WRITTEN EXERCISE
Your task is to copy the material exactly.

Figure record listings:
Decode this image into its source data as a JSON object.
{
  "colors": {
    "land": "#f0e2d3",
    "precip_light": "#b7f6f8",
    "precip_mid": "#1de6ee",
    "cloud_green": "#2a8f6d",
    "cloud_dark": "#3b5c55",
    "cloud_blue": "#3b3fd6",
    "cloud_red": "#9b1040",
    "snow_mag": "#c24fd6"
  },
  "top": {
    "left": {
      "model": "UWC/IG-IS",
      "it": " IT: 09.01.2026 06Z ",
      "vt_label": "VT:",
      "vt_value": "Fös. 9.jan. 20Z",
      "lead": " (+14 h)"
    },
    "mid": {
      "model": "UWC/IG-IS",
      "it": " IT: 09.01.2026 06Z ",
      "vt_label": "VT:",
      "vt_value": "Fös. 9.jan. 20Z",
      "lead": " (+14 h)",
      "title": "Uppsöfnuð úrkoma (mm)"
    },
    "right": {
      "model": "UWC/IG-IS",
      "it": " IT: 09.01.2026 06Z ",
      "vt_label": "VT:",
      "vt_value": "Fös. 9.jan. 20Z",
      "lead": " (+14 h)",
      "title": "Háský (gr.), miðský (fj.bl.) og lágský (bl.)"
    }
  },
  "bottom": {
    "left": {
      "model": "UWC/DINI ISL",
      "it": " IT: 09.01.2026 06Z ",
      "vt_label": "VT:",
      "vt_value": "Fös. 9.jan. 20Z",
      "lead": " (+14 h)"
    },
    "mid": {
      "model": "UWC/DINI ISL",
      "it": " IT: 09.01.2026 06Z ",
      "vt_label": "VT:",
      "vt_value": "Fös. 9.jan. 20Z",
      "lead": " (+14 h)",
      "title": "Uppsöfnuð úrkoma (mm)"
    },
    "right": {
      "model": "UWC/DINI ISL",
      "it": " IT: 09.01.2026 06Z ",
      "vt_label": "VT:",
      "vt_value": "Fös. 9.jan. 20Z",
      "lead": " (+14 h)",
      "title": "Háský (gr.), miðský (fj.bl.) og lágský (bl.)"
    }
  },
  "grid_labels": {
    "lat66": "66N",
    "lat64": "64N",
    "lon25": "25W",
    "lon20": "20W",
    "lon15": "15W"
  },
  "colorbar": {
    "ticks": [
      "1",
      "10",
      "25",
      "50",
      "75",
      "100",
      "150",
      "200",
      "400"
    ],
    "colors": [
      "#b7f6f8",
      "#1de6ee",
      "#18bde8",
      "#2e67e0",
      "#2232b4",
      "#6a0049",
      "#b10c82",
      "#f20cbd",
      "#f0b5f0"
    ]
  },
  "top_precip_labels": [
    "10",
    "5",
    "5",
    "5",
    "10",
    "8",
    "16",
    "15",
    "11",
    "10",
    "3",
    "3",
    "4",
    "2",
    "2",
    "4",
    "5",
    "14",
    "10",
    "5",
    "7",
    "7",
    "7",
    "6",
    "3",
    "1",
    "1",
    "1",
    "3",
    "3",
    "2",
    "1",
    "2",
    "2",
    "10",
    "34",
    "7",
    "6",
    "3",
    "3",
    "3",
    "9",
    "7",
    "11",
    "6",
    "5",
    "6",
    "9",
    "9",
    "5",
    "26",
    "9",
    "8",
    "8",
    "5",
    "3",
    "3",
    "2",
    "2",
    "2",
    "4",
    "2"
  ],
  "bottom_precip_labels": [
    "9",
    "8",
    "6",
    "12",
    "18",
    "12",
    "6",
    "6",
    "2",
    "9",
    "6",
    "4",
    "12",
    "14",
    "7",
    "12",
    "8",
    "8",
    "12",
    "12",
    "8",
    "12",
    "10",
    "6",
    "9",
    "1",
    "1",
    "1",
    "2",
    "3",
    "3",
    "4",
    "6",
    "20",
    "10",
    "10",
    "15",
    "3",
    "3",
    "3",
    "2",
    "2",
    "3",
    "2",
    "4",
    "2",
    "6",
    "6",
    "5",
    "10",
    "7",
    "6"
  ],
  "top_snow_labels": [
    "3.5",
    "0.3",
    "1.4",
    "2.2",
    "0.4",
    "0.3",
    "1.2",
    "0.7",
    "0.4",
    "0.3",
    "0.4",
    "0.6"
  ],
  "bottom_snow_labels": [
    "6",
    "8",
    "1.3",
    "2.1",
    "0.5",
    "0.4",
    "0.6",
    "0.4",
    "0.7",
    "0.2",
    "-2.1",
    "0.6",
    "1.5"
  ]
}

WRITTEN REPLY
Decode this image into its source data as a JSON object.
{
  "colors": {
    "land": "#f0e2d3",
    "precip_light": "#b7f6f8",
    "precip_mid": "#1de6ee",
    "cloud_green": "#2a8f6d",
    "cloud_dark": "#3b5c55",
    "cloud_blue": "#3b3fd6",
    "cloud_red": "#9b1040",
    "snow_mag": "#c24fd6"
  },
  "top": {
    "left": {
      "model": "UWC/IG-IS",
      "it": " IT: 09.01.2026 06Z ",
      "vt_label": "VT:",
      "vt_value": "Fös. 9.jan. 20Z",
      "lead": " (+14 h)"
    },
    "mid": {
      "model": "UWC/IG-IS",
      "it": " IT: 09.01.2026 06Z ",
      "vt_label": "VT:",
      "vt_value": "Fös. 9.jan. 20Z",
      "lead": " (+14 h)",
      "title": "Uppsöfnuð úrkoma (mm)"
    },
    "right": {
      "model": "UWC/IG-IS",
      "it": " IT: 09.01.2026 06Z ",
      "vt_label": "VT:",
      "vt_value": "Fös. 9.jan. 20Z",
      "lead": " (+14 h)",
      "title": "Háský (gr.), miðský (fj.bl.) og lágský (bl.)"
    }
  },
  "bottom": {
    "left": {
      "model": "UWC/DINI ISL",
      "it": " IT: 09.01.2026 06Z ",
      "vt_label": "VT:",
      "vt_value": "Fös. 9.jan. 20Z",
      "lead": " (+14 h)"
    },
    "mid": {
      "model": "UWC/DINI ISL",
      "it": " IT: 09.01.2026 06Z ",
      "vt_label": "VT:",
      "vt_value": "Fös. 9.jan. 20Z",
      "lead": " (+14 h)",
      "title": "Uppsöfnuð úrkoma (mm)"
    },
    "right": {
      "model": "UWC/DINI ISL",
      "it": " IT: 09.01.2026 06Z ",
      "vt_label": "VT:",
      "vt_value": "Fös. 9.jan. 20Z",
      "lead": " (+14 h)",
      "title": "Háský (gr.), miðský (fj.bl.) og lágský (bl.)"
    }
  },
  "grid_labels": {
    "lat66": "66N",
    "lat64": "64N",
    "lon25": "25W",
    "lon20": "20W",
    "lon15": "15W"
  },
  "colorbar": {
    "ticks": [
      "1",
      "10",
      "25",
      "50",
      "75",
      "100",
      "150",
      "200",
      "400"
    ],
    "colors": [
      "#b7f6f8",
      "#1de6ee",
      "#18bde8",
      "#2e67e0",
      "#2232b4",
      "#6a0049",
      "#b10c82",
      "#f20cbd",
      "#f0b5f0"
    ]
  },
  "top_precip_labels": [
    "10",
    "5",
    "5",
    "5",
    "10",
    "8",
    "16",
    "15",
    "11",
    "10",
    "3",
    "3",
    "4",
    "2",
    "2",
    "4",
    "5",
    "14",
    "10",
    "5",
    "7",
    "7",
    "7",
    "6",
    "3",
    "1",
    "1",
    "1",
    "3",
    "3",
    "2",
    "1",
    "2",
    "2",
    "10",
    "34",
    "7",
    "6",
    "3",
    "3",
    "3",
    "9",
    "7",
    "11",
    "6",
    "5",
    "6",
    "9",
    "9",
    "5",
    "26",
    "9",
    "8",
    "8",
    "5",
    "3",
    "3",
    "2",
    "2",
    "2",
    "4",
    "2"
  ],
  "bottom_precip_labels": [
    "9",
    "8",
    "6",
    "12",
    "18",
    "12",
    "6",
    "6",
    "2",
    "9",
    "6",
    "4",
    "12",
    "14",
    "7",
    "12",
    "8",
    "8",
    "12",
    "12",
    "8",
    "12",
    "10",
    "6",
    "9",
    "1",
    "1",
    "1",
    "2",
    "3",
    "3",
    "4",
    "6",
    "20",
    "10",
    "10",
    "15",
    "3",
    "3",
    "3",
    "2",
    "2",
    "3",
    "2",
    "4",
    "2",
    "6",
    "6",
    "5",
    "10",
    "7",
    "6"
  ],
  "top_snow_labels": [
    "3.5",
    "0.3",
    "1.4",
    "2.2",
    "0.4",
    "0.3",
    "1.2",
    "0.7",
    "0.4",
    "0.3",
    "0.4",
    "0.6"
  ],
  "bottom_snow_labels": [
    "6",
    "8",
    "1.3",
    "2.1",
    "0.5",
    "0.4",
    "0.6",
    "0.4",
    "0.7",
    "0.2",
    "-2.1",
    "0.6",
    "1.5"
  ]
}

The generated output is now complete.